# Record set
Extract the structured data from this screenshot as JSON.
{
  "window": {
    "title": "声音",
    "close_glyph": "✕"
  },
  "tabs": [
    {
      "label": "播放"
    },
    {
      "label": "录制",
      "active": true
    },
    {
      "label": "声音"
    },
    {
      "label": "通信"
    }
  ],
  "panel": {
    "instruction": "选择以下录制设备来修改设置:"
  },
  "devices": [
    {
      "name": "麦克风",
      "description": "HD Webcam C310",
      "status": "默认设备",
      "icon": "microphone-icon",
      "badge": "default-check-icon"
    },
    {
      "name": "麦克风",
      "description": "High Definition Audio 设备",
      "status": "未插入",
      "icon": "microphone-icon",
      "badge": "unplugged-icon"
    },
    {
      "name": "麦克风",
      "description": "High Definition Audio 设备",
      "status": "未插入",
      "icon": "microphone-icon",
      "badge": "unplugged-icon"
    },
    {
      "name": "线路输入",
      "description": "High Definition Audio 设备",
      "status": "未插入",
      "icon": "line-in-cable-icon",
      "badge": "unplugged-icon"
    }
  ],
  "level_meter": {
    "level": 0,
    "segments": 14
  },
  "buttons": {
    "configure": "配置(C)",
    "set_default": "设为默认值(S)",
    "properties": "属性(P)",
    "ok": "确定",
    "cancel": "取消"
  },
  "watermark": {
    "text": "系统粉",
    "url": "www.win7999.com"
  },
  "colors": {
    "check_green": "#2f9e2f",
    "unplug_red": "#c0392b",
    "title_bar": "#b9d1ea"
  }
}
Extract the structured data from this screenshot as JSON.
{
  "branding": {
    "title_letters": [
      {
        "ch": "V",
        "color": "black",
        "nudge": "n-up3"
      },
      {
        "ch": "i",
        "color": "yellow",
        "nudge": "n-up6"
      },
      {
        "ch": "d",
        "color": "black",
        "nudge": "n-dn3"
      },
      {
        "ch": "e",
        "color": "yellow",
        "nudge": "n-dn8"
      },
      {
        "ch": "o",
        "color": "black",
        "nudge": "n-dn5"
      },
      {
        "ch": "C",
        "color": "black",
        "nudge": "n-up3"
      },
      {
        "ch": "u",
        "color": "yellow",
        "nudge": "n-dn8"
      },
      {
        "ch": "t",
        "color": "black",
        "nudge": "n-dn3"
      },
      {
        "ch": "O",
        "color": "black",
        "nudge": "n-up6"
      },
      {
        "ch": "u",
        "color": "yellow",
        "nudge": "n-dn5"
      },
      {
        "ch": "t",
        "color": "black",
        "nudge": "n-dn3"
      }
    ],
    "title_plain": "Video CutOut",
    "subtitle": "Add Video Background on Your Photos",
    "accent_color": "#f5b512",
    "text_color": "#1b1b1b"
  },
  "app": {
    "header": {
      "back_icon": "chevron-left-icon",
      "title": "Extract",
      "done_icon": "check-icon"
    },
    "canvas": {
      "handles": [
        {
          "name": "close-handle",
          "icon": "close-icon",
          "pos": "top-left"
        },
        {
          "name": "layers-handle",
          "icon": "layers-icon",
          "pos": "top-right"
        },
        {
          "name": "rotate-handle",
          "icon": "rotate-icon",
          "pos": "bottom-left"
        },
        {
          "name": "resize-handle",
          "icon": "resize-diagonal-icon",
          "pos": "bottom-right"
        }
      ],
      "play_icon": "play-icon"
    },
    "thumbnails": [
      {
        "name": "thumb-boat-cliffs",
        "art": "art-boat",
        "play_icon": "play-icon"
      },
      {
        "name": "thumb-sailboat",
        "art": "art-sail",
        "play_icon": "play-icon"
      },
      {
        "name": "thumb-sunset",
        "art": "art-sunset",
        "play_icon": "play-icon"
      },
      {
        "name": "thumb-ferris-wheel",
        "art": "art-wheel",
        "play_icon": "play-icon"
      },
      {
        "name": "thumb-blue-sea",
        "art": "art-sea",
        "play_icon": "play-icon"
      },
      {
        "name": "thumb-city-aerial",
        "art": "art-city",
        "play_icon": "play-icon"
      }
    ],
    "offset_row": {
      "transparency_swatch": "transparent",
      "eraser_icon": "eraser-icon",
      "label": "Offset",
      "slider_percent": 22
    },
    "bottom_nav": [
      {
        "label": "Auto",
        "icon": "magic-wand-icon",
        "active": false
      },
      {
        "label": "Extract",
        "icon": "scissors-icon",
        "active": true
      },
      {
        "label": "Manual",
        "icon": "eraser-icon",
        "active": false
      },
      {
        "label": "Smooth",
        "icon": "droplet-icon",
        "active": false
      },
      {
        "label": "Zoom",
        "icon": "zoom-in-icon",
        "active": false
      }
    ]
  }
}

# Task goal
Your task is to output the full set of records exactly as presented.

# Correct response
Extract the structured data from this screenshot as JSON.
{
  "window": {
    "title": "声音",
    "close_glyph": "✕"
  },
  "tabs": [
    {
      "label": "播放"
    },
    {
      "label": "录制",
      "active": true
    },
    {
      "label": "声音"
    },
    {
      "label": "通信"
    }
  ],
  "panel": {
    "instruction": "选择以下录制设备来修改设置:"
  },
  "devices": [
    {
      "name": "麦克风",
      "description": "HD Webcam C310",
      "status": "默认设备",
      "icon": "microphone-icon",
      "badge": "default-check-icon"
    },
    {
      "name": "麦克风",
      "description": "High Definition Audio 设备",
      "status": "未插入",
      "icon": "microphone-icon",
      "badge": "unplugged-icon"
    },
    {
      "name": "麦克风",
      "description": "High Definition Audio 设备",
      "status": "未插入",
      "icon": "microphone-icon",
      "badge": "unplugged-icon"
    },
    {
      "name": "线路输入",
      "description": "High Definition Audio 设备",
      "status": "未插入",
      "icon": "line-in-cable-icon",
      "badge": "unplugged-icon"
    }
  ],
  "level_meter": {
    "level": 0,
    "segments": 14
  },
  "buttons": {
    "configure": "配置(C)",
    "set_default": "设为默认值(S)",
    "properties": "属性(P)",
    "ok": "确定",
    "cancel": "取消"
  },
  "watermark": {
    "text": "系统粉",
    "url": "www.win7999.com"
  },
  "colors": {
    "check_green": "#2f9e2f",
    "unplug_red": "#c0392b",
    "title_bar": "#b9d1ea"
  }
}
Extract the structured data from this screenshot as JSON.
{
  "branding": {
    "title_letters": [
      {
        "ch": "V",
        "color": "black",
        "nudge": "n-up3"
      },
      {
        "ch": "i",
        "color": "yellow",
        "nudge": "n-up6"
      },
      {
        "ch": "d",
        "color": "black",
        "nudge": "n-dn3"
      },
      {
        "ch": "e",
        "color": "yellow",
        "nudge": "n-dn8"
      },
      {
        "ch": "o",
        "color": "black",
        "nudge": "n-dn5"
      },
      {
        "ch": "C",
        "color": "black",
        "nudge": "n-up3"
      },
      {
        "ch": "u",
        "color": "yellow",
        "nudge": "n-dn8"
      },
      {
        "ch": "t",
        "color": "black",
        "nudge": "n-dn3"
      },
      {
        "ch": "O",
        "color": "black",
        "nudge": "n-up6"
      },
      {
        "ch": "u",
        "color": "yellow",
        "nudge": "n-dn5"
      },
      {
        "ch": "t",
        "color": "black",
        "nudge": "n-dn3"
      }
    ],
    "title_plain": "Video CutOut",
    "subtitle": "Add Video Background on Your Photos",
    "accent_color": "#f5b512",
    "text_color": "#1b1b1b"
  },
  "app": {
    "header": {
      "back_icon": "chevron-left-icon",
      "title": "Extract",
      "done_icon": "check-icon"
    },
    "canvas": {
      "handles": [
        {
          "name": "close-handle",
          "icon": "close-icon",
          "pos": "top-left"
        },
        {
          "name": "layers-handle",
          "icon": "layers-icon",
          "pos": "top-right"
        },
        {
          "name": "rotate-handle",
          "icon": "rotate-icon",
          "pos": "bottom-left"
        },
        {
          "name": "resize-handle",
          "icon": "resize-diagonal-icon",
          "pos": "bottom-right"
        }
      ],
      "play_icon": "play-icon"
    },
    "thumbnails": [
      {
        "name": "thumb-boat-cliffs",
        "art": "art-boat",
        "play_icon": "play-icon"
      },
      {
        "name": "thumb-sailboat",
        "art": "art-sail",
        "play_icon": "play-icon"
      },
      {
        "name": "thumb-sunset",
        "art": "art-sunset",
        "play_icon": "play-icon"
      },
      {
        "name": "thumb-ferris-wheel",
        "art": "art-wheel",
        "play_icon": "play-icon"
      },
      {
        "name": "thumb-blue-sea",
        "art": "art-sea",
        "play_icon": "play-icon"
      },
      {
        "name": "thumb-city-aerial",
        "art": "art-city",
        "play_icon": "play-icon"
      }
    ],
    "offset_row": {
      "transparency_swatch": "transparent",
      "eraser_icon": "eraser-icon",
      "label": "Offset",
      "slider_percent": 22
    },
    "bottom_nav": [
      {
        "label": "Auto",
        "icon": "magic-wand-icon",
        "active": false
      },
      {
        "label": "Extract",
        "icon": "scissors-icon",
        "active": true
      },
      {
        "label": "Manual",
        "icon": "eraser-icon",
        "active": false
      },
      {
        "label": "Smooth",
        "icon": "droplet-icon",
        "active": false
      },
      {
        "label": "Zoom",
        "icon": "zoom-in-icon",
        "active": false
      }
    ]
  }
}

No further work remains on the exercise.